**The request**
Write out the listing in full, matching it word for word.

Saved data entries:
——————————

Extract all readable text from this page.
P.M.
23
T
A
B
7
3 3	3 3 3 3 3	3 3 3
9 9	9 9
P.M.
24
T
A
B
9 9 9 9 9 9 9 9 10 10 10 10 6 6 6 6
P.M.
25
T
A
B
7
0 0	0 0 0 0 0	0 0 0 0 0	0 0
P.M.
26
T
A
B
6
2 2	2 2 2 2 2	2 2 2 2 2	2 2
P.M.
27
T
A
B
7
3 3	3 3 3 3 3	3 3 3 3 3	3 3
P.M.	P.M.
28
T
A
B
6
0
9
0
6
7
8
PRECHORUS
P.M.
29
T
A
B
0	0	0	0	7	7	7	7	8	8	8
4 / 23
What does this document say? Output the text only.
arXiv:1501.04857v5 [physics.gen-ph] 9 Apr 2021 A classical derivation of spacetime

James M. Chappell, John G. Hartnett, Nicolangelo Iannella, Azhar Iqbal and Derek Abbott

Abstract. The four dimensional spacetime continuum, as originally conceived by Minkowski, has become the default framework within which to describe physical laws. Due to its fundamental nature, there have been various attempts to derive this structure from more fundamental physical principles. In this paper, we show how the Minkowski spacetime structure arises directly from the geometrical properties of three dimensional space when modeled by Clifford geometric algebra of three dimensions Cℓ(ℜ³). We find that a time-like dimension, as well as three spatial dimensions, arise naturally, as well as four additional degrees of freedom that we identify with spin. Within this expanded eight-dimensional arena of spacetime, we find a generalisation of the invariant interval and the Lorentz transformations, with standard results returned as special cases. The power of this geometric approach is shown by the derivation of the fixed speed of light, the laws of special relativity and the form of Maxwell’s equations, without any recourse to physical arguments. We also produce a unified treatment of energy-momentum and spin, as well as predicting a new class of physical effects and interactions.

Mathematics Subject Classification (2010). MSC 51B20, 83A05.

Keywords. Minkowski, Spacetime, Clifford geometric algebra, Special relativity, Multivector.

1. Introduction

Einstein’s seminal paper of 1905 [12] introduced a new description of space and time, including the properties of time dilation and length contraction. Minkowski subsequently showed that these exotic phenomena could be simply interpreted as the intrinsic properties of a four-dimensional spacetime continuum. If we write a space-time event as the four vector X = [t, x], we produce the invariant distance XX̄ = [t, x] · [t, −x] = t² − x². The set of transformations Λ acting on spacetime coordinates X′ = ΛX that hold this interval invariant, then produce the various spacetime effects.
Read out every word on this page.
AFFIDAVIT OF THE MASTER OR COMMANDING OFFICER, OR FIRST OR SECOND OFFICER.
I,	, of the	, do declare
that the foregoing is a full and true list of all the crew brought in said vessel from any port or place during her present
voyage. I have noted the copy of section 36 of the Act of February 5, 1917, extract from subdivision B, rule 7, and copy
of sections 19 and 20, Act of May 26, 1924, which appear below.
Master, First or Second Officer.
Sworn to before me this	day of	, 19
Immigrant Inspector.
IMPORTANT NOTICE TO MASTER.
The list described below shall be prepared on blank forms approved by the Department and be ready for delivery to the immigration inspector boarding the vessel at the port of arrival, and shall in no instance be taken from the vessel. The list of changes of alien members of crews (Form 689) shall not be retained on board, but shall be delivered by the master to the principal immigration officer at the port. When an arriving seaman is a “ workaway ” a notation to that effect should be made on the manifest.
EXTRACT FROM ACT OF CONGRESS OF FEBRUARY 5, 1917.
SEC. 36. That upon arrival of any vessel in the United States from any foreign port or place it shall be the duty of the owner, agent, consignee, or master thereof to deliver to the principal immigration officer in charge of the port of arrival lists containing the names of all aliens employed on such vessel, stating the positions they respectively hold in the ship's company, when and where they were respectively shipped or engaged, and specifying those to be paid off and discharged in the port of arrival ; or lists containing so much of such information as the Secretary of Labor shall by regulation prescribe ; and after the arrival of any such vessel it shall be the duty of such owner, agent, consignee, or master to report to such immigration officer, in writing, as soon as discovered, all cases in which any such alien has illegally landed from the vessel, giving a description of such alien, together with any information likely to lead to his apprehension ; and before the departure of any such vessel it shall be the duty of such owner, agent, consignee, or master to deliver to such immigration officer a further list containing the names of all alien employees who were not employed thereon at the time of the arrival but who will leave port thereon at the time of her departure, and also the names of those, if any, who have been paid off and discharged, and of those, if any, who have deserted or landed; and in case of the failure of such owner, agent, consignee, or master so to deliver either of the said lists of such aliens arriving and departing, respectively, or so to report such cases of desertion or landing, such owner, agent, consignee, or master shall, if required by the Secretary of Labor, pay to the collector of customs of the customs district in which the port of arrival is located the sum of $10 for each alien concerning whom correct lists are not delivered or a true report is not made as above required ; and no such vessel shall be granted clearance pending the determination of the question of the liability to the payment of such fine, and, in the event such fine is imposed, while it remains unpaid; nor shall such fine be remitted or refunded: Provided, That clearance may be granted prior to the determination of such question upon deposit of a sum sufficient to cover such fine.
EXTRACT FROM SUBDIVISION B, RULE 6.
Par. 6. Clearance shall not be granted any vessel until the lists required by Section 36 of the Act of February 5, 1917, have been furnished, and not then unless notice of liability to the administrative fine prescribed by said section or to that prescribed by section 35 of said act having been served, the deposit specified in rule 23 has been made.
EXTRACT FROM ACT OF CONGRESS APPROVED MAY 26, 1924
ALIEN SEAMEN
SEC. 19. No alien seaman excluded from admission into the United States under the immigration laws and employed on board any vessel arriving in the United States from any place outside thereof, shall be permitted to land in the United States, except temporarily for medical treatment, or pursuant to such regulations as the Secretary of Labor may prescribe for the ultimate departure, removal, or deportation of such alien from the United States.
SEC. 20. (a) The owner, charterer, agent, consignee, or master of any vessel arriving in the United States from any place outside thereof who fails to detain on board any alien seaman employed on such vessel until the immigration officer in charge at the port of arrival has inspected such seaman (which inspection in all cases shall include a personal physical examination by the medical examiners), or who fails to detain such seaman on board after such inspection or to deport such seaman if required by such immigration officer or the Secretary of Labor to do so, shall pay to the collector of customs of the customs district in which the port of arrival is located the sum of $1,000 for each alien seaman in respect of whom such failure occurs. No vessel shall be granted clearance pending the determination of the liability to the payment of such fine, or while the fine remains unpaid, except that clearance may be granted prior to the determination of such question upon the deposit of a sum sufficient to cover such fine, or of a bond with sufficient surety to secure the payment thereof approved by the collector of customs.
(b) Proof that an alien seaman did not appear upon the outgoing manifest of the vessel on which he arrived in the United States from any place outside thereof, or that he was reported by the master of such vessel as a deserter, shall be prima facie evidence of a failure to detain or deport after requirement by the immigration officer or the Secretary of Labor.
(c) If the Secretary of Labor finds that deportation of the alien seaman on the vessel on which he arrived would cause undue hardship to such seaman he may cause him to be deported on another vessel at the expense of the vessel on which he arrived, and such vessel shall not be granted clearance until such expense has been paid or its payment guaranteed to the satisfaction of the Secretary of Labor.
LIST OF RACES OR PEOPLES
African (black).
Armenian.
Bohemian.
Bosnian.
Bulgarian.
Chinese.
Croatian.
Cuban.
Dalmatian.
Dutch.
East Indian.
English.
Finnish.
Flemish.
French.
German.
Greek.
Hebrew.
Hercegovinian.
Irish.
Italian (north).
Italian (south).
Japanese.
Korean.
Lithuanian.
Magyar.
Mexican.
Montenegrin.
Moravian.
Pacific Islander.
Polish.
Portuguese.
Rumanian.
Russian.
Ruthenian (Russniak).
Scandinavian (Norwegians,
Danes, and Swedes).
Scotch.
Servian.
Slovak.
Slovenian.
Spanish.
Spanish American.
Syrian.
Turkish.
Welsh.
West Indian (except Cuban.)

——————————

**Task result**
Extract all readable text from this page.
P.M.
23
T
A
B
7
3 3	3 3 3 3 3	3 3 3
9 9	9 9
P.M.
24
T
A
B
9 9 9 9 9 9 9 9 10 10 10 10 6 6 6 6
P.M.
25
T
A
B
7
0 0	0 0 0 0 0	0 0 0 0 0	0 0
P.M.
26
T
A
B
6
2 2	2 2 2 2 2	2 2 2 2 2	2 2
P.M.
27
T
A
B
7
3 3	3 3 3 3 3	3 3 3 3 3	3 3
P.M.	P.M.
28
T
A
B
6
0
9
0
6
7
8
PRECHORUS
P.M.
29
T
A
B
0	0	0	0	7	7	7	7	8	8	8
4 / 23
What does this document say? Output the text only.
arXiv:1501.04857v5 [physics.gen-ph] 9 Apr 2021 A classical derivation of spacetime

James M. Chappell, John G. Hartnett, Nicolangelo Iannella, Azhar Iqbal and Derek Abbott

Abstract. The four dimensional spacetime continuum, as originally conceived by Minkowski, has become the default framework within which to describe physical laws. Due to its fundamental nature, there have been various attempts to derive this structure from more fundamental physical principles. In this paper, we show how the Minkowski spacetime structure arises directly from the geometrical properties of three dimensional space when modeled by Clifford geometric algebra of three dimensions Cℓ(ℜ³). We find that a time-like dimension, as well as three spatial dimensions, arise naturally, as well as four additional degrees of freedom that we identify with spin. Within this expanded eight-dimensional arena of spacetime, we find a generalisation of the invariant interval and the Lorentz transformations, with standard results returned as special cases. The power of this geometric approach is shown by the derivation of the fixed speed of light, the laws of special relativity and the form of Maxwell’s equations, without any recourse to physical arguments. We also produce a unified treatment of energy-momentum and spin, as well as predicting a new class of physical effects and interactions.

Mathematics Subject Classification (2010). MSC 51B20, 83A05.

Keywords. Minkowski, Spacetime, Clifford geometric algebra, Special relativity, Multivector.

1. Introduction

Einstein’s seminal paper of 1905 [12] introduced a new description of space and time, including the properties of time dilation and length contraction. Minkowski subsequently showed that these exotic phenomena could be simply interpreted as the intrinsic properties of a four-dimensional spacetime continuum. If we write a space-time event as the four vector X = [t, x], we produce the invariant distance XX̄ = [t, x] · [t, −x] = t² − x². The set of transformations Λ acting on spacetime coordinates X′ = ΛX that hold this interval invariant, then produce the various spacetime effects.
Read out every word on this page.
AFFIDAVIT OF THE MASTER OR COMMANDING OFFICER, OR FIRST OR SECOND OFFICER.
I,	, of the	, do declare
that the foregoing is a full and true list of all the crew brought in said vessel from any port or place during her present
voyage. I have noted the copy of section 36 of the Act of February 5, 1917, extract from subdivision B, rule 7, and copy
of sections 19 and 20, Act of May 26, 1924, which appear below.
Master, First or Second Officer.
Sworn to before me this	day of	, 19
Immigrant Inspector.
IMPORTANT NOTICE TO MASTER.
The list described below shall be prepared on blank forms approved by the Department and be ready for delivery to the immigration inspector boarding the vessel at the port of arrival, and shall in no instance be taken from the vessel. The list of changes of alien members of crews (Form 689) shall not be retained on board, but shall be delivered by the master to the principal immigration officer at the port. When an arriving seaman is a “ workaway ” a notation to that effect should be made on the manifest.
EXTRACT FROM ACT OF CONGRESS OF FEBRUARY 5, 1917.
SEC. 36. That upon arrival of any vessel in the United States from any foreign port or place it shall be the duty of the owner, agent, consignee, or master thereof to deliver to the principal immigration officer in charge of the port of arrival lists containing the names of all aliens employed on such vessel, stating the positions they respectively hold in the ship's company, when and where they were respectively shipped or engaged, and specifying those to be paid off and discharged in the port of arrival ; or lists containing so much of such information as the Secretary of Labor shall by regulation prescribe ; and after the arrival of any such vessel it shall be the duty of such owner, agent, consignee, or master to report to such immigration officer, in writing, as soon as discovered, all cases in which any such alien has illegally landed from the vessel, giving a description of such alien, together with any information likely to lead to his apprehension ; and before the departure of any such vessel it shall be the duty of such owner, agent, consignee, or master to deliver to such immigration officer a further list containing the names of all alien employees who were not employed thereon at the time of the arrival but who will leave port thereon at the time of her departure, and also the names of those, if any, who have been paid off and discharged, and of those, if any, who have deserted or landed; and in case of the failure of such owner, agent, consignee, or master so to deliver either of the said lists of such aliens arriving and departing, respectively, or so to report such cases of desertion or landing, such owner, agent, consignee, or master shall, if required by the Secretary of Labor, pay to the collector of customs of the customs district in which the port of arrival is located the sum of $10 for each alien concerning whom correct lists are not delivered or a true report is not made as above required ; and no such vessel shall be granted clearance pending the determination of the question of the liability to the payment of such fine, and, in the event such fine is imposed, while it remains unpaid; nor shall such fine be remitted or refunded: Provided, That clearance may be granted prior to the determination of such question upon deposit of a sum sufficient to cover such fine.
EXTRACT FROM SUBDIVISION B, RULE 6.
Par. 6. Clearance shall not be granted any vessel until the lists required by Section 36 of the Act of February 5, 1917, have been furnished, and not then unless notice of liability to the administrative fine prescribed by said section or to that prescribed by section 35 of said act having been served, the deposit specified in rule 23 has been made.
EXTRACT FROM ACT OF CONGRESS APPROVED MAY 26, 1924
ALIEN SEAMEN
SEC. 19. No alien seaman excluded from admission into the United States under the immigration laws and employed on board any vessel arriving in the United States from any place outside thereof, shall be permitted to land in the United States, except temporarily for medical treatment, or pursuant to such regulations as the Secretary of Labor may prescribe for the ultimate departure, removal, or deportation of such alien from the United States.
SEC. 20. (a) The owner, charterer, agent, consignee, or master of any vessel arriving in the United States from any place outside thereof who fails to detain on board any alien seaman employed on such vessel until the immigration officer in charge at the port of arrival has inspected such seaman (which inspection in all cases shall include a personal physical examination by the medical examiners), or who fails to detain such seaman on board after such inspection or to deport such seaman if required by such immigration officer or the Secretary of Labor to do so, shall pay to the collector of customs of the customs district in which the port of arrival is located the sum of $1,000 for each alien seaman in respect of whom such failure occurs. No vessel shall be granted clearance pending the determination of the liability to the payment of such fine, or while the fine remains unpaid, except that clearance may be granted prior to the determination of such question upon the deposit of a sum sufficient to cover such fine, or of a bond with sufficient surety to secure the payment thereof approved by the collector of customs.
(b) Proof that an alien seaman did not appear upon the outgoing manifest of the vessel on which he arrived in the United States from any place outside thereof, or that he was reported by the master of such vessel as a deserter, shall be prima facie evidence of a failure to detain or deport after requirement by the immigration officer or the Secretary of Labor.
(c) If the Secretary of Labor finds that deportation of the alien seaman on the vessel on which he arrived would cause undue hardship to such seaman he may cause him to be deported on another vessel at the expense of the vessel on which he arrived, and such vessel shall not be granted clearance until such expense has been paid or its payment guaranteed to the satisfaction of the Secretary of Labor.
LIST OF RACES OR PEOPLES
African (black).
Armenian.
Bohemian.
Bosnian.
Bulgarian.
Chinese.
Croatian.
Cuban.
Dalmatian.
Dutch.
East Indian.
English.
Finnish.
Flemish.
French.
German.
Greek.
Hebrew.
Hercegovinian.
Irish.
Italian (north).
Italian (south).
Japanese.
Korean.
Lithuanian.
Magyar.
Mexican.
Montenegrin.
Moravian.
Pacific Islander.
Polish.
Portuguese.
Rumanian.
Russian.
Ruthenian (Russniak).
Scandinavian (Norwegians,
Danes, and Swedes).
Scotch.
Servian.
Slovak.
Slovenian.
Spanish.
Spanish American.
Syrian.
Turkish.
Welsh.
West Indian (except Cuban.)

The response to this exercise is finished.